In the report on the Quetta attacks below, replace "standoff" with "siege" and write out the passage starting with "Militants occupied parts" and going on through "freeing 35 hostages.".
BEGIN Text
Weeping families identify Quetta victims

State of the bodies added confusion to the relatives' burden of grief as some were given contradictory information.

At least 25 people were killed on Saturday when militants blew up a bus carrying female students. PHOTO: ONLINE

QUETTA:
Weeping relatives gathered Sunday to identify the charred remains of loved ones killed in a double attack in Quetta claimed by a banned militant group.

At least 25 people were killed on Saturday when militants blew up a bus carrying female students, and then stormed a hospital where survivors had been taken for treatment.

The extremist sectarian outfit Lashkar-e-Jhangvi (LeJ), responsible for a string of outrages against Pakistan’s Shia minority, said it was behind both attacks.

An LeJ spokesperson said a female suicide bomber struck the bus – a rare tactic in Pakistan – before gunmen attacked the hospital, claiming the strikes were revenge for an operation by security forces earlier this month.

Militants occupied parts of the Bolan Medical Complex in a standoff that lasted several hours and ended when security forces stormed the building, freeing 35 hostages.

Authorities shut down the hospital on Sunday, moving patients to another facility, as investigators combed the grisly aftermath of the violence.

"All patients were shifted from here overnight. Inside I have seen blood and small pieces of human flesh," a security official at the locked gates told AFP.

The intensity of the blast and subsequent fire reduced the student bus to a blackened skeleton, and outside the mortuary of the Provincial Sandeman Hospital on Sunday, weeping relatives gathered to identify bodies amid a strong stench of burnt human flesh.


The state of the bodies added confusion to the relatives' burden of grief as some were given contradictory information about their loved ones.

Mohammad Hamza, 19, said that on Saturday he had been given the body of his student sister, only to be told a mistake had been made.

"I came here after someone had given us the information that we had taken the wrong body and my sister's body was still here at hospital, but it is not true," Hamza told AFP. It appeared the body he was given on Saturday was indeed his sister.

Mohammad Yasir, deputy registrar of Sardar Bahadur Khan Women's University, said DNA testing may be needed to identify many body parts.

LeJ spokesperson Abubakar Siddiq called newspaper offices in Quetta late Saturday to claim the killings.

"The suicide attack on the bus was carried out by one of our sisters. She boarded the student bus and blew herself up," Siddiq said.

"Then we carried out a second suicide attack at the hospital and our fighters killed several people. We did this because security forces killed our fighters and their wives in Kharotabad."

Pakistani security forces on June 6 killed at least three militants and two women during a raid at a house in the Kharotabad neighbourhood of Quetta. Officials said they belonged to Tehreek-e-Taliban Pakistan, with whom LeJ has links.

The attacks came hours after a national monument linked to Pakistan's founding father Muhammad Ali Jinnah was destroyed by militants in Ziarat town, 80 kilometres southeast of Quetta.
END Text
BEGIN Data for analysis
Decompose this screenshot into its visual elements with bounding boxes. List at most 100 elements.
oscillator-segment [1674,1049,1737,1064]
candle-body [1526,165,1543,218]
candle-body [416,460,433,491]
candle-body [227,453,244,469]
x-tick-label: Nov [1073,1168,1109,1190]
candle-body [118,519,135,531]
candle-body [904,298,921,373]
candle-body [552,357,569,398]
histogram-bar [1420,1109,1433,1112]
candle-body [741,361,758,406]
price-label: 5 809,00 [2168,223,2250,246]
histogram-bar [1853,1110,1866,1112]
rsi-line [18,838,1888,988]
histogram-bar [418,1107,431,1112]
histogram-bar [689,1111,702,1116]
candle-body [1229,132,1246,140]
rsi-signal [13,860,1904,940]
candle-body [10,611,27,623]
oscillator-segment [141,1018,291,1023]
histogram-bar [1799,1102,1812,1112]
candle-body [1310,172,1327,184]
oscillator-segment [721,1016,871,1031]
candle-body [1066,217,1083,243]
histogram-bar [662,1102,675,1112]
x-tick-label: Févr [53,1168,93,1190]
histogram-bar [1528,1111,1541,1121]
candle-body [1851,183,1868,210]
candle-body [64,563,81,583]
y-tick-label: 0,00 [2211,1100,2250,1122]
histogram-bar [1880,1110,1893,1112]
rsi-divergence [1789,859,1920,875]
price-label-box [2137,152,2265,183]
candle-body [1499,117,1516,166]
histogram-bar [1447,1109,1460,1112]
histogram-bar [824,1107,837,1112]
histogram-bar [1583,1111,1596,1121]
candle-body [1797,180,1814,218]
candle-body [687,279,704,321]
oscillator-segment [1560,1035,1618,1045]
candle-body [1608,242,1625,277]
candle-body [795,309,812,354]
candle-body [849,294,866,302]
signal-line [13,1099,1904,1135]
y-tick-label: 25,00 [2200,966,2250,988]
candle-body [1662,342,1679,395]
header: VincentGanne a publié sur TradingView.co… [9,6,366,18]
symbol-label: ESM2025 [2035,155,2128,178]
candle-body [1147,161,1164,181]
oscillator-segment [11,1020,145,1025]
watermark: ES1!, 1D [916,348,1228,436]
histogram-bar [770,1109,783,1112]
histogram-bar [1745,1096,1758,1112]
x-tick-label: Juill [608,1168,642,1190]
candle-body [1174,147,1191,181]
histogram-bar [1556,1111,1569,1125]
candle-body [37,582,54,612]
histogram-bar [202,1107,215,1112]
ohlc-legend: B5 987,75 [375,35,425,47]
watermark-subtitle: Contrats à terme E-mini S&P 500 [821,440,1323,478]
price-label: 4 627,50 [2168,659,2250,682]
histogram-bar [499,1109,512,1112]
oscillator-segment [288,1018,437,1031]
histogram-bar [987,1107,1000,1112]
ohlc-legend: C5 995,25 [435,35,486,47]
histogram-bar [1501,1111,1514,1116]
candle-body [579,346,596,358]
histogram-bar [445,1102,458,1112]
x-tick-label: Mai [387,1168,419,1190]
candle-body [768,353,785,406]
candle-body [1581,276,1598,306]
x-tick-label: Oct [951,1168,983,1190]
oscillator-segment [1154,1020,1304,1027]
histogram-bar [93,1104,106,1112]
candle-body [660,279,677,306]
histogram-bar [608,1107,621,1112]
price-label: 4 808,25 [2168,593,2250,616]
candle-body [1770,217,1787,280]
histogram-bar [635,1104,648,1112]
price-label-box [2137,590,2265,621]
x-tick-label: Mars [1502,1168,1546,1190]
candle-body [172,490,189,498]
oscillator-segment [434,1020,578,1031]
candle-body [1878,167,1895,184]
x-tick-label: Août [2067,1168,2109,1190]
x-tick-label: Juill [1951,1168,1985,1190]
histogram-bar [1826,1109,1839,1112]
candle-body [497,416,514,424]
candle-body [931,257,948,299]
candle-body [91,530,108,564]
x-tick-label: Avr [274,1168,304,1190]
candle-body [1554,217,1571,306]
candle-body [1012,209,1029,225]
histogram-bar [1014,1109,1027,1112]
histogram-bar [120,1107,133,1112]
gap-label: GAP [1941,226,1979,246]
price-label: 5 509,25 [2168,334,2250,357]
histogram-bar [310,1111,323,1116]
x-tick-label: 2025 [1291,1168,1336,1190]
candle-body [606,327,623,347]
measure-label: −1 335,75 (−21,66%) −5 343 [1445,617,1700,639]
END Data for analysis
◆ **Response area**
Militants occupied parts of the Bolan Medical Complex in a siege that lasted several hours and ended when security forces stormed the building, freeing 35 hostages.